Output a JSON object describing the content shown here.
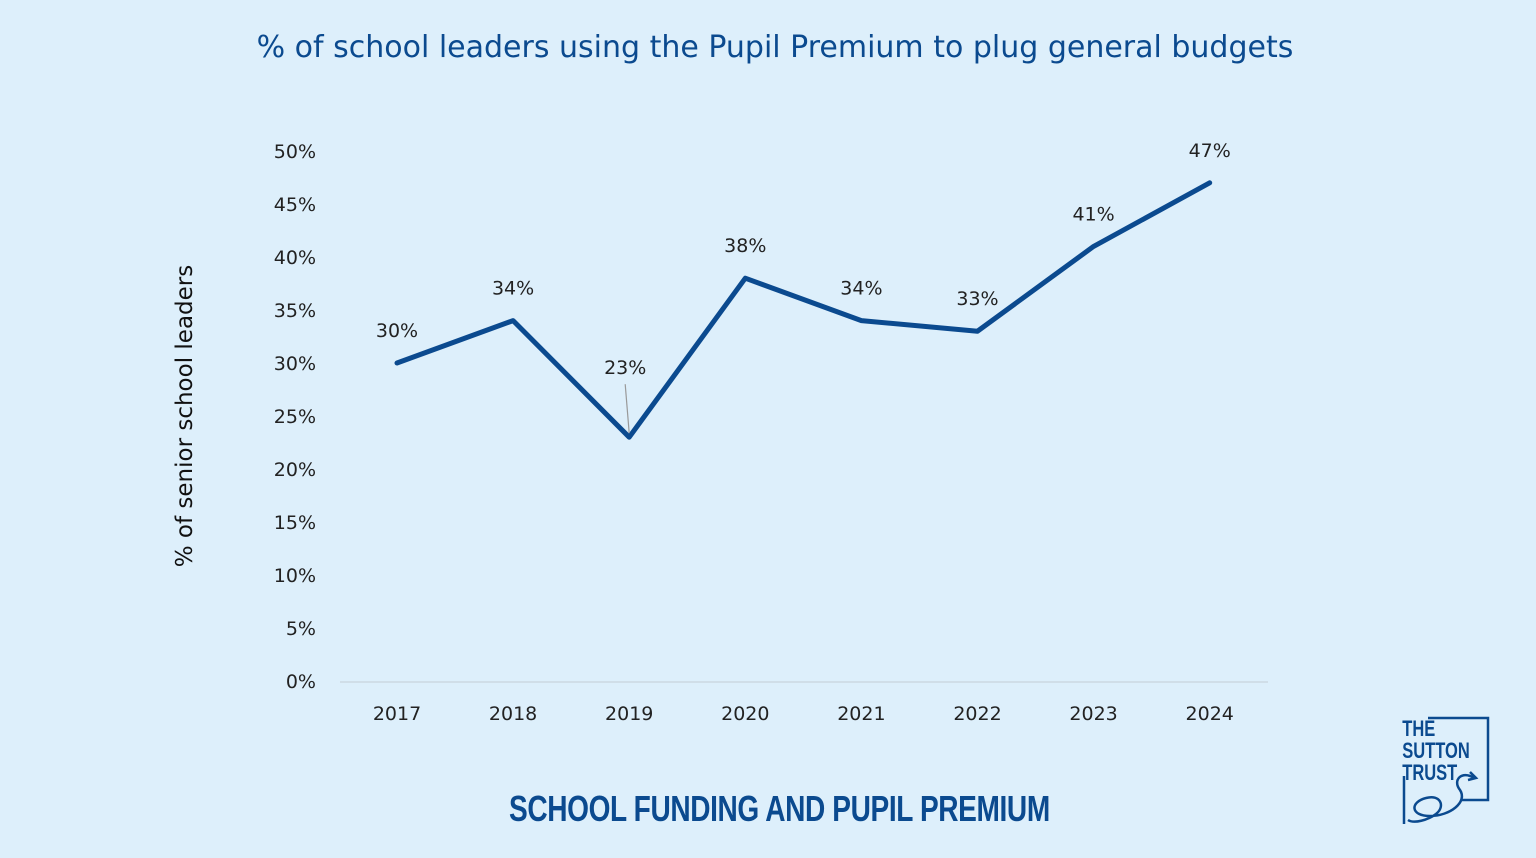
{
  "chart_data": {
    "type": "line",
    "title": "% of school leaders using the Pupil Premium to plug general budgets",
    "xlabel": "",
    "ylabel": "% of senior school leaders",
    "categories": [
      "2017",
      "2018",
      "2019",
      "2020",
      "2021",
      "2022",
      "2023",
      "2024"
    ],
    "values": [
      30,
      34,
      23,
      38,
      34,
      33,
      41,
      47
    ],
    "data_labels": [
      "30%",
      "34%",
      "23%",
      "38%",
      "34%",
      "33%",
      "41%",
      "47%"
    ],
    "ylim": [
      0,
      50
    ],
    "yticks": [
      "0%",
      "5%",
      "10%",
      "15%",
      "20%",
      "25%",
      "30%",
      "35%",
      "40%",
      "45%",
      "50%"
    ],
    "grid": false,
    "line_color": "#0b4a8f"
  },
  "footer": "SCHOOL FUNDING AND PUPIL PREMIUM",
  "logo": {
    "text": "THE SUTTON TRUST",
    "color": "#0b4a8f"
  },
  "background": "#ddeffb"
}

========

What is needed: All of the material above needs to be restated exactly, with no pictures.

Output:
Output a JSON object describing the content shown here.
{
  "chart_data": {
    "type": "line",
    "title": "% of school leaders using the Pupil Premium to plug general budgets",
    "xlabel": "",
    "ylabel": "% of senior school leaders",
    "categories": [
      "2017",
      "2018",
      "2019",
      "2020",
      "2021",
      "2022",
      "2023",
      "2024"
    ],
    "values": [
      30,
      34,
      23,
      38,
      34,
      33,
      41,
      47
    ],
    "data_labels": [
      "30%",
      "34%",
      "23%",
      "38%",
      "34%",
      "33%",
      "41%",
      "47%"
    ],
    "ylim": [
      0,
      50
    ],
    "yticks": [
      "0%",
      "5%",
      "10%",
      "15%",
      "20%",
      "25%",
      "30%",
      "35%",
      "40%",
      "45%",
      "50%"
    ],
    "grid": false,
    "line_color": "#0b4a8f"
  },
  "footer": "SCHOOL FUNDING AND PUPIL PREMIUM",
  "logo": {
    "text": "THE SUTTON TRUST",
    "color": "#0b4a8f"
  },
  "background": "#ddeffb"
}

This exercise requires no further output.